• TASK
Each line containing the word "handle" must be reported.

• RECORDS FOR PROCESSING
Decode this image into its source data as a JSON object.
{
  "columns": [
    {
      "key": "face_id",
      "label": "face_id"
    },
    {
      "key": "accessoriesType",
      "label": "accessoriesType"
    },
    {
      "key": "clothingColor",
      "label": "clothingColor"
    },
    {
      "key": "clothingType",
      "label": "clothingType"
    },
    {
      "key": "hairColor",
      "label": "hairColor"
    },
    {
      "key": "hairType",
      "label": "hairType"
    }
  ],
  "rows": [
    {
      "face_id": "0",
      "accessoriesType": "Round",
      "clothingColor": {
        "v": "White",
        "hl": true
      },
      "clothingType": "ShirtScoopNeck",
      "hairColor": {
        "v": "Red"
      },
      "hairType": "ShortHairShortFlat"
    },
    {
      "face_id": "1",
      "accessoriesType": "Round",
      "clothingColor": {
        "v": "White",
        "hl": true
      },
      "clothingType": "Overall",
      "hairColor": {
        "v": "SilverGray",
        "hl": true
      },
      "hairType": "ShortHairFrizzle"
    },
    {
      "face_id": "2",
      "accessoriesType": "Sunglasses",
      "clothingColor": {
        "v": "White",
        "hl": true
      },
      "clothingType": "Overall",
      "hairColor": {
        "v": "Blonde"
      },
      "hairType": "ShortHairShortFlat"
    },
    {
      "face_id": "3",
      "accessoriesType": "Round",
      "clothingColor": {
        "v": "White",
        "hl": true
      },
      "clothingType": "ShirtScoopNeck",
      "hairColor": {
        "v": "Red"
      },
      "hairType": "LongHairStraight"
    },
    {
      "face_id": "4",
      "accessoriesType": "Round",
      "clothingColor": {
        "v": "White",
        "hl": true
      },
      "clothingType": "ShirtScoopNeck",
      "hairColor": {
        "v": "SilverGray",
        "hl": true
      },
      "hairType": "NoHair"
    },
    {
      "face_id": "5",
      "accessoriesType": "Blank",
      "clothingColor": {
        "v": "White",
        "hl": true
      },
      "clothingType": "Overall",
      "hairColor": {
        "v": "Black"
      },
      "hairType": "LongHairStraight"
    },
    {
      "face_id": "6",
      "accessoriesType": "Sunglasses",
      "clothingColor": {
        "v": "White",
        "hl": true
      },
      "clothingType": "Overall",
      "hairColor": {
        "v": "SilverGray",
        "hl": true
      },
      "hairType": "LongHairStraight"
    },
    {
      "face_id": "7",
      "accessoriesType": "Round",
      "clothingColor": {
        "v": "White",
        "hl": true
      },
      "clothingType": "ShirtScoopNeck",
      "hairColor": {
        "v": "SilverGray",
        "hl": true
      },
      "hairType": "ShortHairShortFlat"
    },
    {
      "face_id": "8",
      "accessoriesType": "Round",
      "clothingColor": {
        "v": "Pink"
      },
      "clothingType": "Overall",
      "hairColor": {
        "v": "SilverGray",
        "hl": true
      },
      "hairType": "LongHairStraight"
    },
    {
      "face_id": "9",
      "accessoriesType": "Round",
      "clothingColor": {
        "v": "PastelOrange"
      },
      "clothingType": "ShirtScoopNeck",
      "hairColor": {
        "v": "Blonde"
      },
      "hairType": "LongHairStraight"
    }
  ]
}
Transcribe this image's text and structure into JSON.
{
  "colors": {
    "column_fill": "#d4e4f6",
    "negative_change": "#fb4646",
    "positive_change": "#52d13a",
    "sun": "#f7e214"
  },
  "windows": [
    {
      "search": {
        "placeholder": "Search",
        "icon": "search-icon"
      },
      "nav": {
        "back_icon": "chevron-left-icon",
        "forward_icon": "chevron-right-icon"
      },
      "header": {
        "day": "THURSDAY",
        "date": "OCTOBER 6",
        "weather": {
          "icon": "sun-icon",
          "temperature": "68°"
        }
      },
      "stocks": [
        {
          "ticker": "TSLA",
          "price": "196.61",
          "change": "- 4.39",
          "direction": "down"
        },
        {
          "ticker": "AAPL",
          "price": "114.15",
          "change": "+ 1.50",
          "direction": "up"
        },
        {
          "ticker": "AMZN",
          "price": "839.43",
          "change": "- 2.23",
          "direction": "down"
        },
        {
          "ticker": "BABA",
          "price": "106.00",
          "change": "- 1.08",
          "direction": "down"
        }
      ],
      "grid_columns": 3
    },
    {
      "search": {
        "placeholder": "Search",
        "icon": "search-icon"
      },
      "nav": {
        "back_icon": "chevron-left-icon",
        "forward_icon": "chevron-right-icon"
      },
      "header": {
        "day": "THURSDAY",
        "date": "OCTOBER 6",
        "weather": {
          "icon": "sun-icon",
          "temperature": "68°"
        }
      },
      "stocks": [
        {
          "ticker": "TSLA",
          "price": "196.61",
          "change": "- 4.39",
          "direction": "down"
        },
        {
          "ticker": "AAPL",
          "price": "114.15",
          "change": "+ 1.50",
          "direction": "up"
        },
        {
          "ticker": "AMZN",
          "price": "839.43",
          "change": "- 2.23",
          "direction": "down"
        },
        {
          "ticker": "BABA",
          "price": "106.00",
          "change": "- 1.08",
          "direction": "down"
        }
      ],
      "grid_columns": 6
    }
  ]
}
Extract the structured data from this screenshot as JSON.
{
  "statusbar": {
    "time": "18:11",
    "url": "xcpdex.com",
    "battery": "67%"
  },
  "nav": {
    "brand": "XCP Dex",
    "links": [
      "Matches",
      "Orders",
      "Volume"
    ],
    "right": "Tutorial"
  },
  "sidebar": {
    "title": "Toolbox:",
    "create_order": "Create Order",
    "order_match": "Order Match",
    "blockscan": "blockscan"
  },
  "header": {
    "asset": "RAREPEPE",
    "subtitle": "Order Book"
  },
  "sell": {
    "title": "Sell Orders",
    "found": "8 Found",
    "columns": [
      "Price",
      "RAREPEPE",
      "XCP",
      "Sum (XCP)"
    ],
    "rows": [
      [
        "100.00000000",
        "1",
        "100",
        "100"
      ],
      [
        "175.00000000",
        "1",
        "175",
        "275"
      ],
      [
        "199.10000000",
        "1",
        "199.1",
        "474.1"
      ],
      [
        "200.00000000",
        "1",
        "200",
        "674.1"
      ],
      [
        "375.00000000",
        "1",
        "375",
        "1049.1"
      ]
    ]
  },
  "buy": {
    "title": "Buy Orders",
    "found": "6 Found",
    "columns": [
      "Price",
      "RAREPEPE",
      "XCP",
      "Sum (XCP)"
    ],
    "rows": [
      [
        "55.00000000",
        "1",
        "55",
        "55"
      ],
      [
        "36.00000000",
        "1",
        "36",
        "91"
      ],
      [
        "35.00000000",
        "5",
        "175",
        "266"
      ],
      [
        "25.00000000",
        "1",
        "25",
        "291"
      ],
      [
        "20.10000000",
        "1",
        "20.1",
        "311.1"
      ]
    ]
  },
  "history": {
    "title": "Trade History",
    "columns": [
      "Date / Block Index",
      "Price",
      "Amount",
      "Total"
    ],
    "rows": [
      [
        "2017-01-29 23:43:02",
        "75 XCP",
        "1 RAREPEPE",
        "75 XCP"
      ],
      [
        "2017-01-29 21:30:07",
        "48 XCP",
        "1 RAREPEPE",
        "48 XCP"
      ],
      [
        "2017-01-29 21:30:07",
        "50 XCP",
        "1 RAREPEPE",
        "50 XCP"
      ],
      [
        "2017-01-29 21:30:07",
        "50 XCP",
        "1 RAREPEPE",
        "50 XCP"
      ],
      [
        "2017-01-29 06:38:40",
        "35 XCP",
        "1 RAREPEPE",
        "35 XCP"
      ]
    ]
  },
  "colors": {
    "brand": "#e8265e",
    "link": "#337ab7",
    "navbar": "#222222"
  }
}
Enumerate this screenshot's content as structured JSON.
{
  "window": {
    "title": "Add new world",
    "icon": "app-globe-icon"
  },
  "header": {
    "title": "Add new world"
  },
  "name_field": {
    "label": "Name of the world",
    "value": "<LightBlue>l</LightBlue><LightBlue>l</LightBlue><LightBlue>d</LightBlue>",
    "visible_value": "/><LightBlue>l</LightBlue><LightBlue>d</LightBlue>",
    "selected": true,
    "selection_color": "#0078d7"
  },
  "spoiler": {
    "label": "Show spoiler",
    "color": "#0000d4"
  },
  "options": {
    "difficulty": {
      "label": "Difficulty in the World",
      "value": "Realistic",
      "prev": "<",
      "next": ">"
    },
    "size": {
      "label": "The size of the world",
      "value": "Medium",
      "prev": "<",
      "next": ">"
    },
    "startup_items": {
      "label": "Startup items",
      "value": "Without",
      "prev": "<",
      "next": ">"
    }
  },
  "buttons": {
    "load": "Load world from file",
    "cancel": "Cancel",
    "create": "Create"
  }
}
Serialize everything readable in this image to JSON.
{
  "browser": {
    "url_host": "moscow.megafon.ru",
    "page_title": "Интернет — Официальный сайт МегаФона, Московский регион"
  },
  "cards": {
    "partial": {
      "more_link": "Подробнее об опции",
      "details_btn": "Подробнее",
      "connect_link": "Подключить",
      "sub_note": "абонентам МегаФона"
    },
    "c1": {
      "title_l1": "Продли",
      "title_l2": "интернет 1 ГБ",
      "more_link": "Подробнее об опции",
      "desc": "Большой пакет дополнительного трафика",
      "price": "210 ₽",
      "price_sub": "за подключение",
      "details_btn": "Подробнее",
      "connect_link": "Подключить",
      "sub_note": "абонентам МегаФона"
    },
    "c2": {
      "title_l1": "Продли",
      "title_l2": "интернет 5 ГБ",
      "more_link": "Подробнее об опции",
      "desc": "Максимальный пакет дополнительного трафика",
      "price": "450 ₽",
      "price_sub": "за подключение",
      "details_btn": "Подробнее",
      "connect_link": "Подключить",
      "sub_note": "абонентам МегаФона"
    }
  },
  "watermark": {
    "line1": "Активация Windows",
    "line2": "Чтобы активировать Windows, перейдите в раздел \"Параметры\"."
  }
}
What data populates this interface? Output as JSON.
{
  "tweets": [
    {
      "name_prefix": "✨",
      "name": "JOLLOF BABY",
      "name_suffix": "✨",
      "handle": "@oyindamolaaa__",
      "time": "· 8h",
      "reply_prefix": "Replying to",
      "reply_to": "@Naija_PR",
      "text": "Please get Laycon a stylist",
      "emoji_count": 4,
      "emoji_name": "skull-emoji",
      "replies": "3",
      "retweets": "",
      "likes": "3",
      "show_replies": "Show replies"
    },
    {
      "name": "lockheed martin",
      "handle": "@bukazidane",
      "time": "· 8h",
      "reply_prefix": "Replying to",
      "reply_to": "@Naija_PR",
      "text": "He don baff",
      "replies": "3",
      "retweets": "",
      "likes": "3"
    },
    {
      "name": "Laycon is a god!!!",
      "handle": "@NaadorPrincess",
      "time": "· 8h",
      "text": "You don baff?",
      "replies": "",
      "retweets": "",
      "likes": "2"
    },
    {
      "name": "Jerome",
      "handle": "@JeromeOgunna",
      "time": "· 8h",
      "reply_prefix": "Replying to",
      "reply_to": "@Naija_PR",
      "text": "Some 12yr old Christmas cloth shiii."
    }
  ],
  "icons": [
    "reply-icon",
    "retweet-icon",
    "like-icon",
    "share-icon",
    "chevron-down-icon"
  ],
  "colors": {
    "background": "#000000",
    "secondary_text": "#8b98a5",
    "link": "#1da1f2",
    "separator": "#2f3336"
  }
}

• SOLUTION FOR THIS EXERCISE
      "handle": "@oyindamolaaa__",
      "handle": "@bukazidane",
      "handle": "@NaadorPrincess",
      "handle": "@JeromeOgunna",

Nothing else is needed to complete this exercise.